┌─ AVAILABLE RECORDS
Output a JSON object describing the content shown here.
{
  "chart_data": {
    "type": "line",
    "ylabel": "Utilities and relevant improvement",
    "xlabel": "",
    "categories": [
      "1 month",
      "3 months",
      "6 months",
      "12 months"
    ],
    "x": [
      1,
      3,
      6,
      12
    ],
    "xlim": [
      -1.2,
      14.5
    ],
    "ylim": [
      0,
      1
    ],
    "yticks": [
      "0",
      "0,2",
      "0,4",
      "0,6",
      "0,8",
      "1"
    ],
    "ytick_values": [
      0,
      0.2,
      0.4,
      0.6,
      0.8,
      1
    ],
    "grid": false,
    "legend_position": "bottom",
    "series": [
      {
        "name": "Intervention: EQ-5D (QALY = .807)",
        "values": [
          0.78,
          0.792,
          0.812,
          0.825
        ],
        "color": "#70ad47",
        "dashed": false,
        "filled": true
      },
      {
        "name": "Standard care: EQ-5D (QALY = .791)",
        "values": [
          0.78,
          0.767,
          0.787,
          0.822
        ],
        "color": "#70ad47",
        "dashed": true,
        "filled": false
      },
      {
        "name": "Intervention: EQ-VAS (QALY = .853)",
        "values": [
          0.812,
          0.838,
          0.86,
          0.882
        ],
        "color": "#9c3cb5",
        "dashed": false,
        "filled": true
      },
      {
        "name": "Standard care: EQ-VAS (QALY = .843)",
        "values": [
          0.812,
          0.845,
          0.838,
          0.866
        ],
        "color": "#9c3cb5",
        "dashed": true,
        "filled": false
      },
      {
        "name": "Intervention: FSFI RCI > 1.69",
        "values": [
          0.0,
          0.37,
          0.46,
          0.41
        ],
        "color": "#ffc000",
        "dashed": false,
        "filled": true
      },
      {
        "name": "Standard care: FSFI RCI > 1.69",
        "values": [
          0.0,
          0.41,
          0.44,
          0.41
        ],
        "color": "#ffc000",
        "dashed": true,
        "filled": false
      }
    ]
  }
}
└─
# WORK REQUIRED:
Repeat the records above exactly as they appear.

# WORKED ANSWER:
Output a JSON object describing the content shown here.
{
  "chart_data": {
    "type": "line",
    "ylabel": "Utilities and relevant improvement",
    "xlabel": "",
    "categories": [
      "1 month",
      "3 months",
      "6 months",
      "12 months"
    ],
    "x": [
      1,
      3,
      6,
      12
    ],
    "xlim": [
      -1.2,
      14.5
    ],
    "ylim": [
      0,
      1
    ],
    "yticks": [
      "0",
      "0,2",
      "0,4",
      "0,6",
      "0,8",
      "1"
    ],
    "ytick_values": [
      0,
      0.2,
      0.4,
      0.6,
      0.8,
      1
    ],
    "grid": false,
    "legend_position": "bottom",
    "series": [
      {
        "name": "Intervention: EQ-5D (QALY = .807)",
        "values": [
          0.78,
          0.792,
          0.812,
          0.825
        ],
        "color": "#70ad47",
        "dashed": false,
        "filled": true
      },
      {
        "name": "Standard care: EQ-5D (QALY = .791)",
        "values": [
          0.78,
          0.767,
          0.787,
          0.822
        ],
        "color": "#70ad47",
        "dashed": true,
        "filled": false
      },
      {
        "name": "Intervention: EQ-VAS (QALY = .853)",
        "values": [
          0.812,
          0.838,
          0.86,
          0.882
        ],
        "color": "#9c3cb5",
        "dashed": false,
        "filled": true
      },
      {
        "name": "Standard care: EQ-VAS (QALY = .843)",
        "values": [
          0.812,
          0.845,
          0.838,
          0.866
        ],
        "color": "#9c3cb5",
        "dashed": true,
        "filled": false
      },
      {
        "name": "Intervention: FSFI RCI > 1.69",
        "values": [
          0.0,
          0.37,
          0.46,
          0.41
        ],
        "color": "#ffc000",
        "dashed": false,
        "filled": true
      },
      {
        "name": "Standard care: FSFI RCI > 1.69",
        "values": [
          0.0,
          0.41,
          0.44,
          0.41
        ],
        "color": "#ffc000",
        "dashed": true,
        "filled": false
      }
    ]
  }
}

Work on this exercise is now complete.